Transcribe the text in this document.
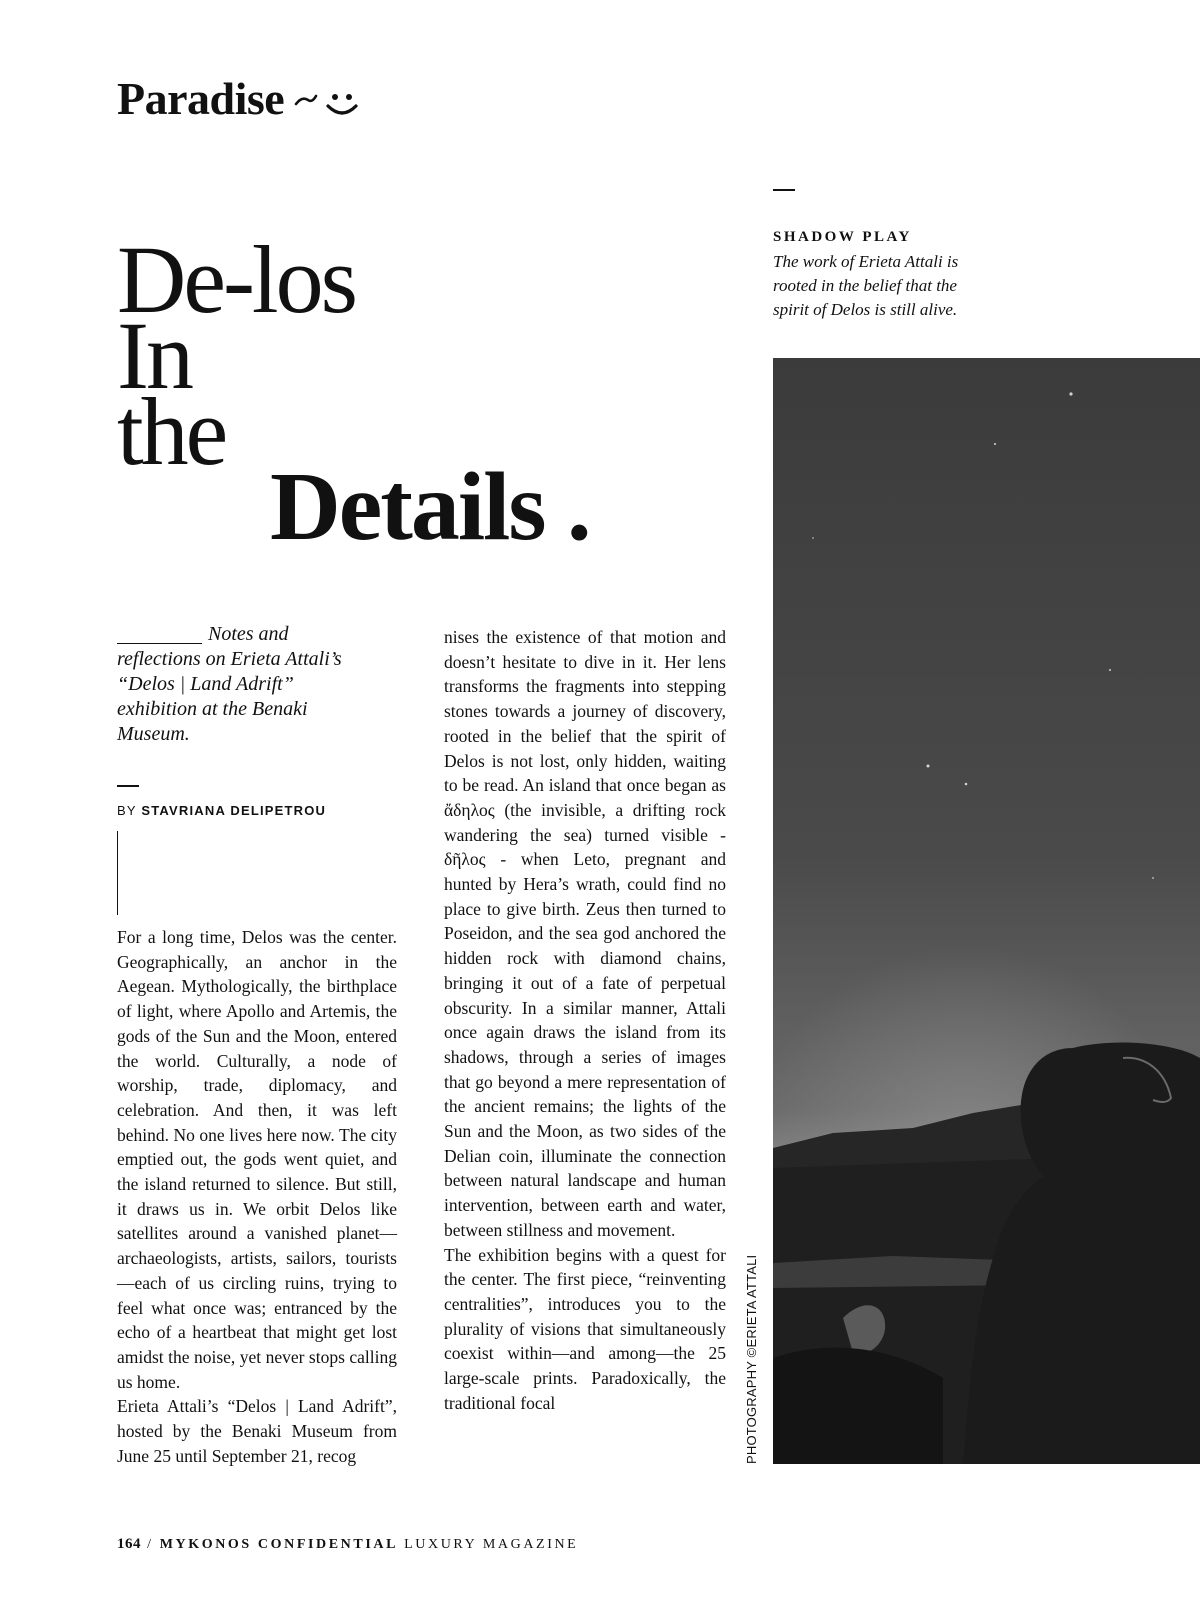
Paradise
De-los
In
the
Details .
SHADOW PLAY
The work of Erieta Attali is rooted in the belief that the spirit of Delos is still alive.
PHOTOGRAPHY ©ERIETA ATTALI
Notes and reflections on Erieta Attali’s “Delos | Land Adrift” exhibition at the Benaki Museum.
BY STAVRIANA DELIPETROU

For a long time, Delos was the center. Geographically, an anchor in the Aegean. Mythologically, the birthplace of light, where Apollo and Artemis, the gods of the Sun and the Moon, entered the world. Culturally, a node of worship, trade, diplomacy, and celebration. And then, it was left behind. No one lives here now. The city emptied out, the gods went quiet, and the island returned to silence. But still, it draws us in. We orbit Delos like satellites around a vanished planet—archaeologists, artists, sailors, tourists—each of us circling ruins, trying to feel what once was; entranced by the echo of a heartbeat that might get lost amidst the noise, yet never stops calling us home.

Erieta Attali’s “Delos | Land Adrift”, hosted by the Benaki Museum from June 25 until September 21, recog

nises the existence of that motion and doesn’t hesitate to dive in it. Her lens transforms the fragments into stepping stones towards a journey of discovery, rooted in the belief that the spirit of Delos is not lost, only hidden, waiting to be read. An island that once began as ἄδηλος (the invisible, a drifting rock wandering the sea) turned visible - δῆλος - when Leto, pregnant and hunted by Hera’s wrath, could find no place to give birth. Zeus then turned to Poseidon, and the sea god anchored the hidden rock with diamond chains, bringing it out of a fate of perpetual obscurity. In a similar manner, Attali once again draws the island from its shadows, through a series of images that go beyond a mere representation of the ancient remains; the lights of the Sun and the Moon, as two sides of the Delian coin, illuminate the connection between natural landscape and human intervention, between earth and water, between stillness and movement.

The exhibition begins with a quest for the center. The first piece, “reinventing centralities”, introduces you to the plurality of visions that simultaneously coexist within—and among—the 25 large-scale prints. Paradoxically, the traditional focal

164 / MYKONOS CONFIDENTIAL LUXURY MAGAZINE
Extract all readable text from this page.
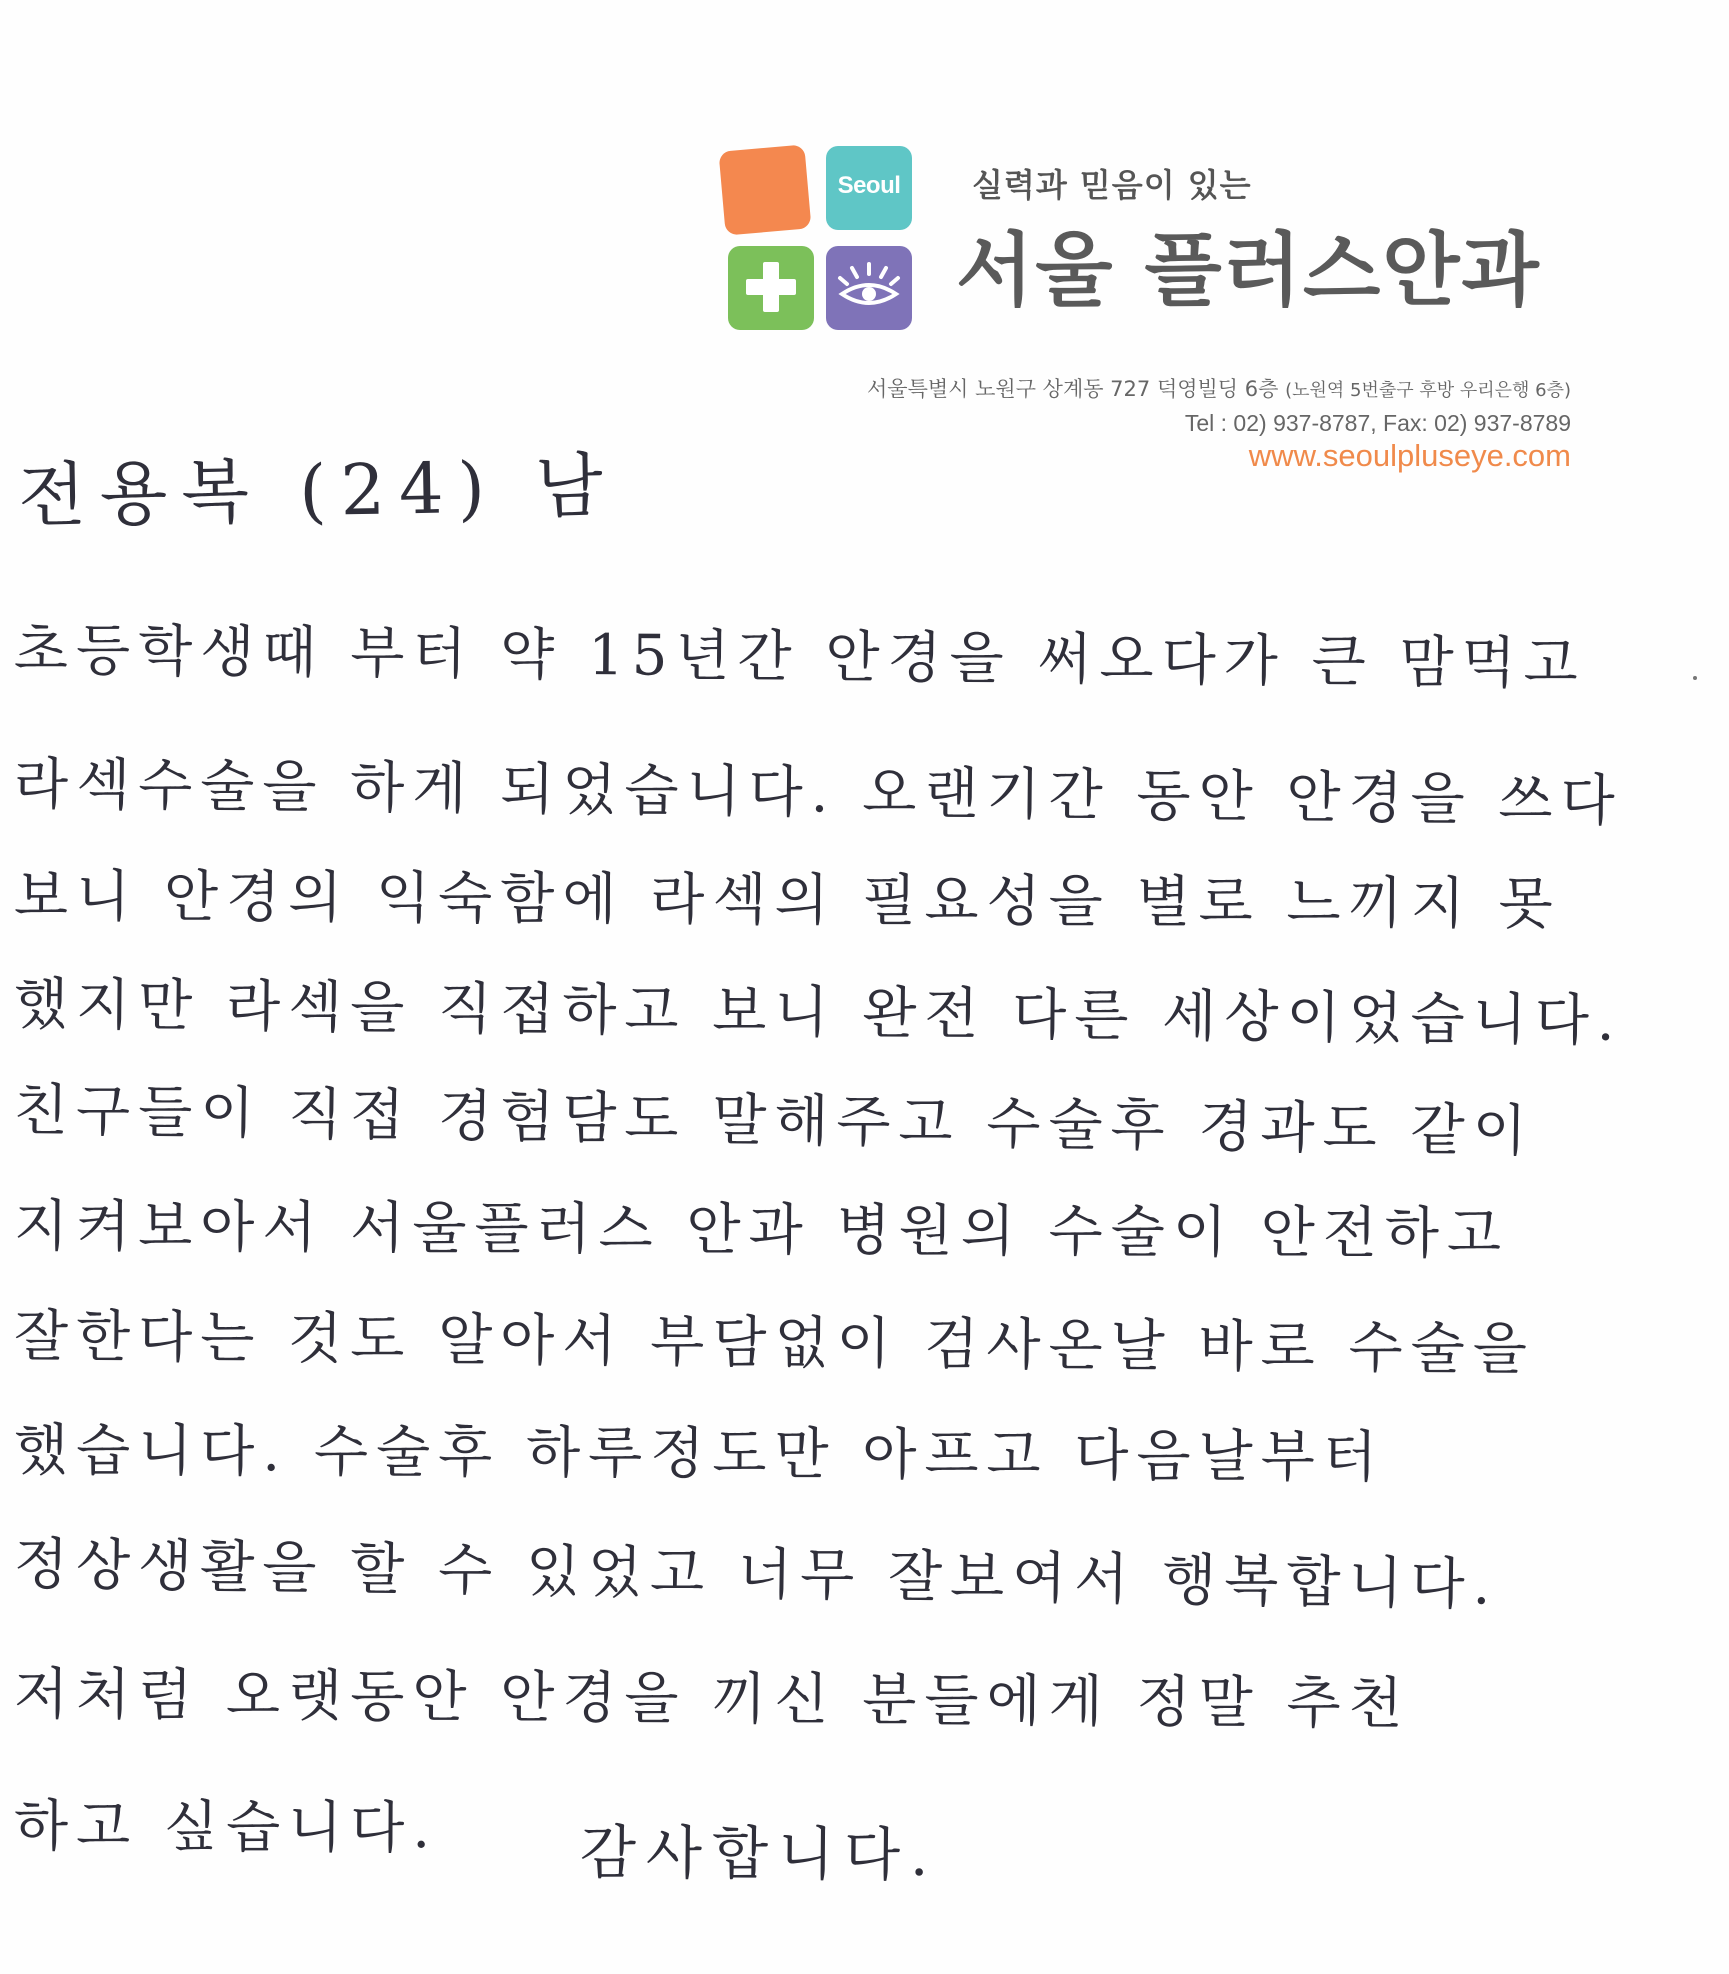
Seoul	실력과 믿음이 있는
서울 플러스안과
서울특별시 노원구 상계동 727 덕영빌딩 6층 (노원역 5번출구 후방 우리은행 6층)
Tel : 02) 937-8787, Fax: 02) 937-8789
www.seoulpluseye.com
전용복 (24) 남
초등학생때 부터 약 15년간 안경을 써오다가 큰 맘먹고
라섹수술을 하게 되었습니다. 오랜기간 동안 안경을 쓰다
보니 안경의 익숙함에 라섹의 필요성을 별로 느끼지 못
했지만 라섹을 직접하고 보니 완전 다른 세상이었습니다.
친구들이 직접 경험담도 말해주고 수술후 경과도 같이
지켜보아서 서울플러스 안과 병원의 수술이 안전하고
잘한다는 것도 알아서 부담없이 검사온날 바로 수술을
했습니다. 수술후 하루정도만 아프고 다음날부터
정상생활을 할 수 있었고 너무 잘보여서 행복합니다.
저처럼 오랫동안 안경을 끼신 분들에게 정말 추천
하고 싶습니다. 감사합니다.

###

> Directive: Determine the number of lines in the listing that hold the word "text", and supply that number and nothing further.

> Written response: 2